→ Provided entries:
* * * * * * *
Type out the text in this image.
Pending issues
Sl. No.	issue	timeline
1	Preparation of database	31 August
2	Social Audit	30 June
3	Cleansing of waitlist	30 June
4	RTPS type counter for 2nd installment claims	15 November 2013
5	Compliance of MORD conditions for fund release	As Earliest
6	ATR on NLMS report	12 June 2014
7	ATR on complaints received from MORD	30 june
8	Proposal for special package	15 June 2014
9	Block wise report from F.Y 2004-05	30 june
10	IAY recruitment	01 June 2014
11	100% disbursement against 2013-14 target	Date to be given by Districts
* * * * * * *
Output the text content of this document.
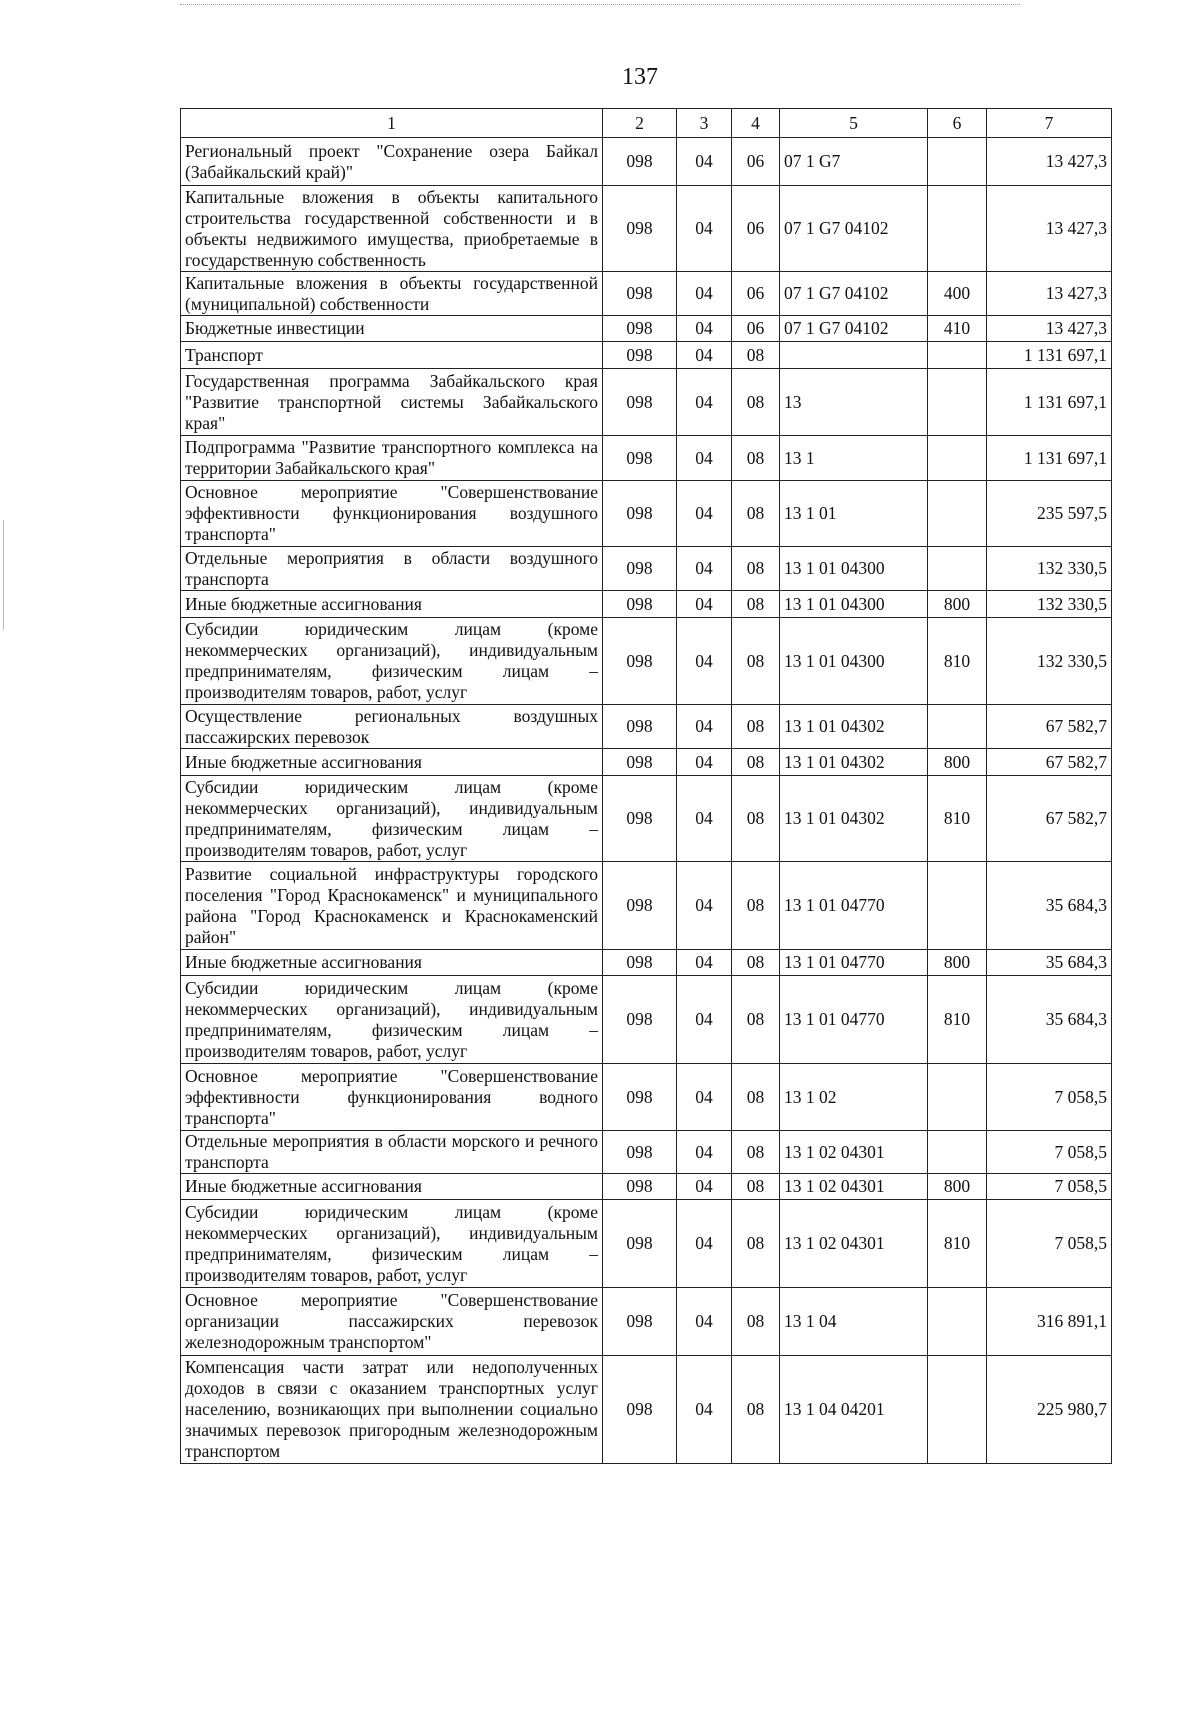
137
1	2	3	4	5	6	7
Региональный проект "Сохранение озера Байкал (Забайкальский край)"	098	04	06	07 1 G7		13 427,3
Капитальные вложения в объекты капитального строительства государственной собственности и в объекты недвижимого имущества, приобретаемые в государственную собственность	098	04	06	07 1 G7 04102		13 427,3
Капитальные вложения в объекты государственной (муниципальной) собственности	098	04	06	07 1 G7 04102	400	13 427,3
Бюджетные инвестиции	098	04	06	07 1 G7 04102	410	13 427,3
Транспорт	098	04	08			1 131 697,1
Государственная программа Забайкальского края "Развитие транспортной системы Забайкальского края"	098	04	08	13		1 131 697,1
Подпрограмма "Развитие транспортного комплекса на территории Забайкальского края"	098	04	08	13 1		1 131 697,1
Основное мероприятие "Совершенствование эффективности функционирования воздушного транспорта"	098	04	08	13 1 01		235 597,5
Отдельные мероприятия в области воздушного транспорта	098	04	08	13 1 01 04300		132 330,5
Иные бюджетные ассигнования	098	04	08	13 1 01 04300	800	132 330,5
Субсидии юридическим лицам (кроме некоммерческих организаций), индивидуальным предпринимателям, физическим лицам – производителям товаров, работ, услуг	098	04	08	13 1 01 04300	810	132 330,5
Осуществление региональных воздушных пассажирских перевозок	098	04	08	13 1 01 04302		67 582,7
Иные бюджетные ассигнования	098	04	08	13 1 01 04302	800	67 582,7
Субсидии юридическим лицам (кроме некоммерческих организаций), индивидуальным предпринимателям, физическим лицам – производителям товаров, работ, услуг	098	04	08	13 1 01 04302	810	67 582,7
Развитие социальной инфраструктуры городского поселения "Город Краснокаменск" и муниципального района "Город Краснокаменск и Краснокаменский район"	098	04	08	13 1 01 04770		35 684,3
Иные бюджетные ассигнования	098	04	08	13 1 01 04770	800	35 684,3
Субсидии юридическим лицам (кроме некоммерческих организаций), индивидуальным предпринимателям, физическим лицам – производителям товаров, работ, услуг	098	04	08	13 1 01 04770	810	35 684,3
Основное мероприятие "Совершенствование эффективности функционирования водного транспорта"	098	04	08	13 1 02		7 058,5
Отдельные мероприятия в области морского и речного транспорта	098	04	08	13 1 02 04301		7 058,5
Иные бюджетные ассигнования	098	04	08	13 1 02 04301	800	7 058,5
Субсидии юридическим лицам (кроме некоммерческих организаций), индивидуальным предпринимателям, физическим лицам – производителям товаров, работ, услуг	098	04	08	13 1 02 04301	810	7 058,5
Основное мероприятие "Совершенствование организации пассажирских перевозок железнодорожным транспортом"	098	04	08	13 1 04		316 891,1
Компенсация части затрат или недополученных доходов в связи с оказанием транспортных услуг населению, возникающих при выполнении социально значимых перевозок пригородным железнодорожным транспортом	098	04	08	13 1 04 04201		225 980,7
* * * * * * *
→ Short exercise: Check each line of the records above for "from", and copy those that have it.

→ Written answer:
7	ATR on complaints received from MORD	30 june
9	Block wise report from F.Y 2004-05	30 june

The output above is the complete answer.